Action item:
Repeat the data exactly as it appears.

========================

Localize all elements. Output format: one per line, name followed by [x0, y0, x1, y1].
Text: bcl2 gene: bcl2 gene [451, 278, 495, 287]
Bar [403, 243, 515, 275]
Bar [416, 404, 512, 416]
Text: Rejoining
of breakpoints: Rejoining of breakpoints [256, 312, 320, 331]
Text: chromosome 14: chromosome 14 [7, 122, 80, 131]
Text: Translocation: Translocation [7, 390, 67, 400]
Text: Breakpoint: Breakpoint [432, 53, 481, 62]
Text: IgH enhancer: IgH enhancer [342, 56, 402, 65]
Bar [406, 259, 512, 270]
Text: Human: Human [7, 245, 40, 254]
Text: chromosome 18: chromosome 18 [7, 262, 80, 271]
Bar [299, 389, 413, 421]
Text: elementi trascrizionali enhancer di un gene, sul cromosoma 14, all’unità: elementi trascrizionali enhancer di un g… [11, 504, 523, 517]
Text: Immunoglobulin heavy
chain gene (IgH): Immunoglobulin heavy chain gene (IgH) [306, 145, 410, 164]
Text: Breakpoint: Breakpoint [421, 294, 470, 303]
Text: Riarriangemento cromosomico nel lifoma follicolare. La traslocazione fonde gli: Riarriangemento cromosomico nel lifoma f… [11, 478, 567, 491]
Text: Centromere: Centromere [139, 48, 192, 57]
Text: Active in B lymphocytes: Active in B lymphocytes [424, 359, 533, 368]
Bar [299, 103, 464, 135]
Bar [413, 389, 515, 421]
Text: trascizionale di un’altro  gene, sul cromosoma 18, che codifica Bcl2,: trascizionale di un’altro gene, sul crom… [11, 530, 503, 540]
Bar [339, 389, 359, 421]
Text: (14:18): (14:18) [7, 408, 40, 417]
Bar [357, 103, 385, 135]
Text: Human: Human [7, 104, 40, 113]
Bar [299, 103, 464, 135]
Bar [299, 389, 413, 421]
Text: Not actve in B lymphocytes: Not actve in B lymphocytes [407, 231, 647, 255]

========================

Answer:
Localize all elements. Output format: one per line, name followed by [x0, y0, x1, y1].
Text: bcl2 gene: bcl2 gene [451, 278, 495, 287]
Bar [403, 243, 515, 275]
Bar [416, 404, 512, 416]
Text: Rejoining
of breakpoints: Rejoining of breakpoints [256, 312, 320, 331]
Text: chromosome 14: chromosome 14 [7, 122, 80, 131]
Text: Translocation: Translocation [7, 390, 67, 400]
Text: Breakpoint: Breakpoint [432, 53, 481, 62]
Text: IgH enhancer: IgH enhancer [342, 56, 402, 65]
Bar [406, 259, 512, 270]
Text: Human: Human [7, 245, 40, 254]
Text: chromosome 18: chromosome 18 [7, 262, 80, 271]
Bar [299, 389, 413, 421]
Text: elementi trascrizionali enhancer di un gene, sul cromosoma 14, all’unità: elementi trascrizionali enhancer di un g… [11, 504, 523, 517]
Text: Immunoglobulin heavy
chain gene (IgH): Immunoglobulin heavy chain gene (IgH) [306, 145, 410, 164]
Text: Breakpoint: Breakpoint [421, 294, 470, 303]
Text: Riarriangemento cromosomico nel lifoma follicolare. La traslocazione fonde gli: Riarriangemento cromosomico nel lifoma f… [11, 478, 567, 491]
Text: Centromere: Centromere [139, 48, 192, 57]
Text: Active in B lymphocytes: Active in B lymphocytes [424, 359, 533, 368]
Bar [299, 103, 464, 135]
Bar [413, 389, 515, 421]
Text: trascizionale di un’altro  gene, sul cromosoma 18, che codifica Bcl2,: trascizionale di un’altro gene, sul crom… [11, 530, 503, 540]
Bar [339, 389, 359, 421]
Text: (14:18): (14:18) [7, 408, 40, 417]
Bar [357, 103, 385, 135]
Text: Human: Human [7, 104, 40, 113]
Bar [299, 103, 464, 135]
Bar [299, 389, 413, 421]
Text: Not actve in B lymphocytes: Not actve in B lymphocytes [407, 231, 647, 255]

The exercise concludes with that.